The task
Write out all records as given; omit images.

Excerpted records
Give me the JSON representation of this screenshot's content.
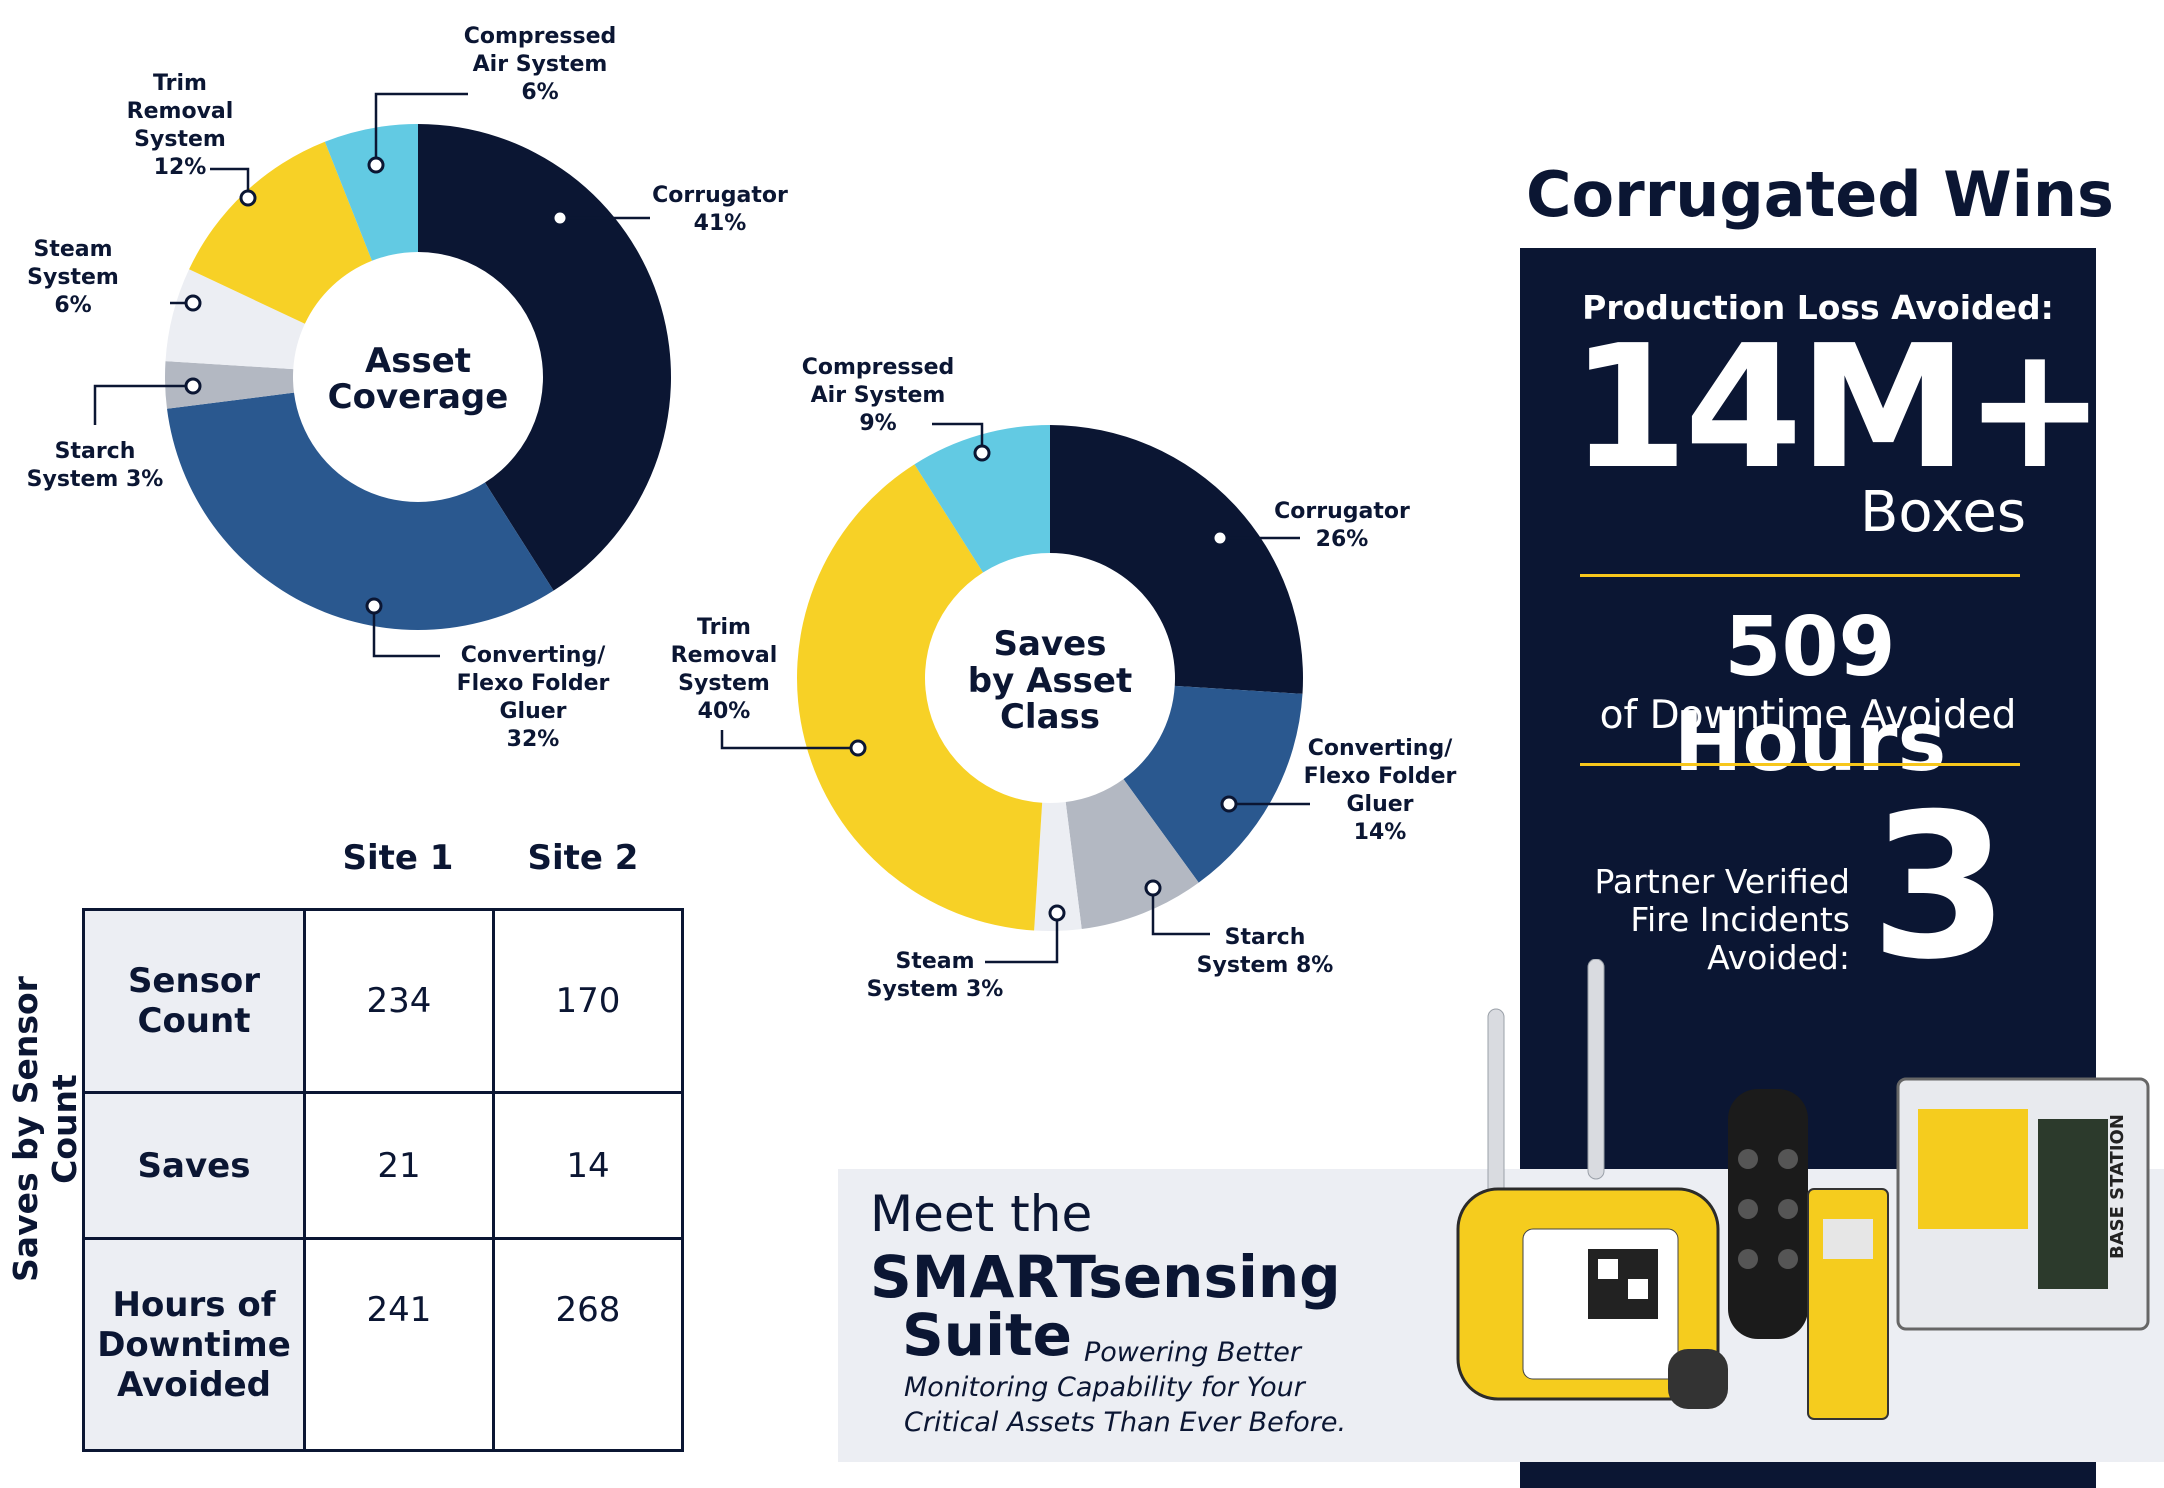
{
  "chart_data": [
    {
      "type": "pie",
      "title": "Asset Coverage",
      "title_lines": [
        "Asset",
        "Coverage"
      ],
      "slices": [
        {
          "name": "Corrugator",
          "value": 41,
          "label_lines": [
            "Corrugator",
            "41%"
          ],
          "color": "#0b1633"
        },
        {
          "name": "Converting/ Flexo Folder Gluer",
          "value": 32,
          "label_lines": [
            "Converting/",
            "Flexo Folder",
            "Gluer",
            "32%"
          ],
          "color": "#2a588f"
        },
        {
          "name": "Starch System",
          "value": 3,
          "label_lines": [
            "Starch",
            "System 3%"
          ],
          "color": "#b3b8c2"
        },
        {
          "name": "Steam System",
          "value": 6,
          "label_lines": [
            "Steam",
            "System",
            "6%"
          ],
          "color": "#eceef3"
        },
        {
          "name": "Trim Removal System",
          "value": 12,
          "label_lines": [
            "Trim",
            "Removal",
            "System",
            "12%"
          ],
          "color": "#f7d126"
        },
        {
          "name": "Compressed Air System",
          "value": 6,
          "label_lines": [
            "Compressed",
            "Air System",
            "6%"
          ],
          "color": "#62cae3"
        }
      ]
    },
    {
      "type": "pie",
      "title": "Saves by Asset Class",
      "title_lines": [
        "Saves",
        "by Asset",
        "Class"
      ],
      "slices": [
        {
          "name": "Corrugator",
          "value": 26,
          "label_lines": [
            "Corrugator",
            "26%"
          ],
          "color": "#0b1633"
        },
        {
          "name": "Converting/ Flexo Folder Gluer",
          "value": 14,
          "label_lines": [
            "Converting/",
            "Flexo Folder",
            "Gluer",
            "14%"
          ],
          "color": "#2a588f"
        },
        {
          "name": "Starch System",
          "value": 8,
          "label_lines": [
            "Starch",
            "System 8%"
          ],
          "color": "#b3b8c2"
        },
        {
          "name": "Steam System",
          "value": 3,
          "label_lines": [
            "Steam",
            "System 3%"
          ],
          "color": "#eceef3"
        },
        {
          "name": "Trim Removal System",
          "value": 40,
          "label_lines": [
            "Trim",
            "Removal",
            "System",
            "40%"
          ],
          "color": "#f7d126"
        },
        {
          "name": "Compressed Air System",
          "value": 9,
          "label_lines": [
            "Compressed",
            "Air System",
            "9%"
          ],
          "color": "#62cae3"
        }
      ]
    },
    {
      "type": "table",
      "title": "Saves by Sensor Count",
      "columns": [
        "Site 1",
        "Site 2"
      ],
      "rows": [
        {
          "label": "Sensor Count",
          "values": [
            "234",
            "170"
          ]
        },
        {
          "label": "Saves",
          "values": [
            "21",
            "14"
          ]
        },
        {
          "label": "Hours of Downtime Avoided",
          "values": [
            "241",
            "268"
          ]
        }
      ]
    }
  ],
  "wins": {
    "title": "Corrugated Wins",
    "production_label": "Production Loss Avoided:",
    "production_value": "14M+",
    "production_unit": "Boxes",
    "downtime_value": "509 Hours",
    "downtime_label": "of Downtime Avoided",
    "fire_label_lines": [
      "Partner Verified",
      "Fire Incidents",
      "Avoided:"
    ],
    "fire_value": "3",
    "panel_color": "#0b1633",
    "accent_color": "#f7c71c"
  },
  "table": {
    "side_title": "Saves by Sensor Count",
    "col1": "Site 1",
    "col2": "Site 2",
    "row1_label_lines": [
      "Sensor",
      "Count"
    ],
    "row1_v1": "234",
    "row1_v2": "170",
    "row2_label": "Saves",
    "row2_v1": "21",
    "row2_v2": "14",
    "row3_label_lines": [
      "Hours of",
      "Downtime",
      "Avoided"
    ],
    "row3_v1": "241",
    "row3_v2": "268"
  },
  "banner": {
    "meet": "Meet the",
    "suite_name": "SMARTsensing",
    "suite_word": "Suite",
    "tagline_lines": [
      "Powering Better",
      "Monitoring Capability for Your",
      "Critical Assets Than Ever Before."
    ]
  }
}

Result of this exercise
Give me the JSON representation of this screenshot's content.
{
  "chart_data": [
    {
      "type": "pie",
      "title": "Asset Coverage",
      "title_lines": [
        "Asset",
        "Coverage"
      ],
      "slices": [
        {
          "name": "Corrugator",
          "value": 41,
          "label_lines": [
            "Corrugator",
            "41%"
          ],
          "color": "#0b1633"
        },
        {
          "name": "Converting/ Flexo Folder Gluer",
          "value": 32,
          "label_lines": [
            "Converting/",
            "Flexo Folder",
            "Gluer",
            "32%"
          ],
          "color": "#2a588f"
        },
        {
          "name": "Starch System",
          "value": 3,
          "label_lines": [
            "Starch",
            "System 3%"
          ],
          "color": "#b3b8c2"
        },
        {
          "name": "Steam System",
          "value": 6,
          "label_lines": [
            "Steam",
            "System",
            "6%"
          ],
          "color": "#eceef3"
        },
        {
          "name": "Trim Removal System",
          "value": 12,
          "label_lines": [
            "Trim",
            "Removal",
            "System",
            "12%"
          ],
          "color": "#f7d126"
        },
        {
          "name": "Compressed Air System",
          "value": 6,
          "label_lines": [
            "Compressed",
            "Air System",
            "6%"
          ],
          "color": "#62cae3"
        }
      ]
    },
    {
      "type": "pie",
      "title": "Saves by Asset Class",
      "title_lines": [
        "Saves",
        "by Asset",
        "Class"
      ],
      "slices": [
        {
          "name": "Corrugator",
          "value": 26,
          "label_lines": [
            "Corrugator",
            "26%"
          ],
          "color": "#0b1633"
        },
        {
          "name": "Converting/ Flexo Folder Gluer",
          "value": 14,
          "label_lines": [
            "Converting/",
            "Flexo Folder",
            "Gluer",
            "14%"
          ],
          "color": "#2a588f"
        },
        {
          "name": "Starch System",
          "value": 8,
          "label_lines": [
            "Starch",
            "System 8%"
          ],
          "color": "#b3b8c2"
        },
        {
          "name": "Steam System",
          "value": 3,
          "label_lines": [
            "Steam",
            "System 3%"
          ],
          "color": "#eceef3"
        },
        {
          "name": "Trim Removal System",
          "value": 40,
          "label_lines": [
            "Trim",
            "Removal",
            "System",
            "40%"
          ],
          "color": "#f7d126"
        },
        {
          "name": "Compressed Air System",
          "value": 9,
          "label_lines": [
            "Compressed",
            "Air System",
            "9%"
          ],
          "color": "#62cae3"
        }
      ]
    },
    {
      "type": "table",
      "title": "Saves by Sensor Count",
      "columns": [
        "Site 1",
        "Site 2"
      ],
      "rows": [
        {
          "label": "Sensor Count",
          "values": [
            "234",
            "170"
          ]
        },
        {
          "label": "Saves",
          "values": [
            "21",
            "14"
          ]
        },
        {
          "label": "Hours of Downtime Avoided",
          "values": [
            "241",
            "268"
          ]
        }
      ]
    }
  ],
  "wins": {
    "title": "Corrugated Wins",
    "production_label": "Production Loss Avoided:",
    "production_value": "14M+",
    "production_unit": "Boxes",
    "downtime_value": "509 Hours",
    "downtime_label": "of Downtime Avoided",
    "fire_label_lines": [
      "Partner Verified",
      "Fire Incidents",
      "Avoided:"
    ],
    "fire_value": "3",
    "panel_color": "#0b1633",
    "accent_color": "#f7c71c"
  },
  "table": {
    "side_title": "Saves by Sensor Count",
    "col1": "Site 1",
    "col2": "Site 2",
    "row1_label_lines": [
      "Sensor",
      "Count"
    ],
    "row1_v1": "234",
    "row1_v2": "170",
    "row2_label": "Saves",
    "row2_v1": "21",
    "row2_v2": "14",
    "row3_label_lines": [
      "Hours of",
      "Downtime",
      "Avoided"
    ],
    "row3_v1": "241",
    "row3_v2": "268"
  },
  "banner": {
    "meet": "Meet the",
    "suite_name": "SMARTsensing",
    "suite_word": "Suite",
    "tagline_lines": [
      "Powering Better",
      "Monitoring Capability for Your",
      "Critical Assets Than Ever Before."
    ]
  }
}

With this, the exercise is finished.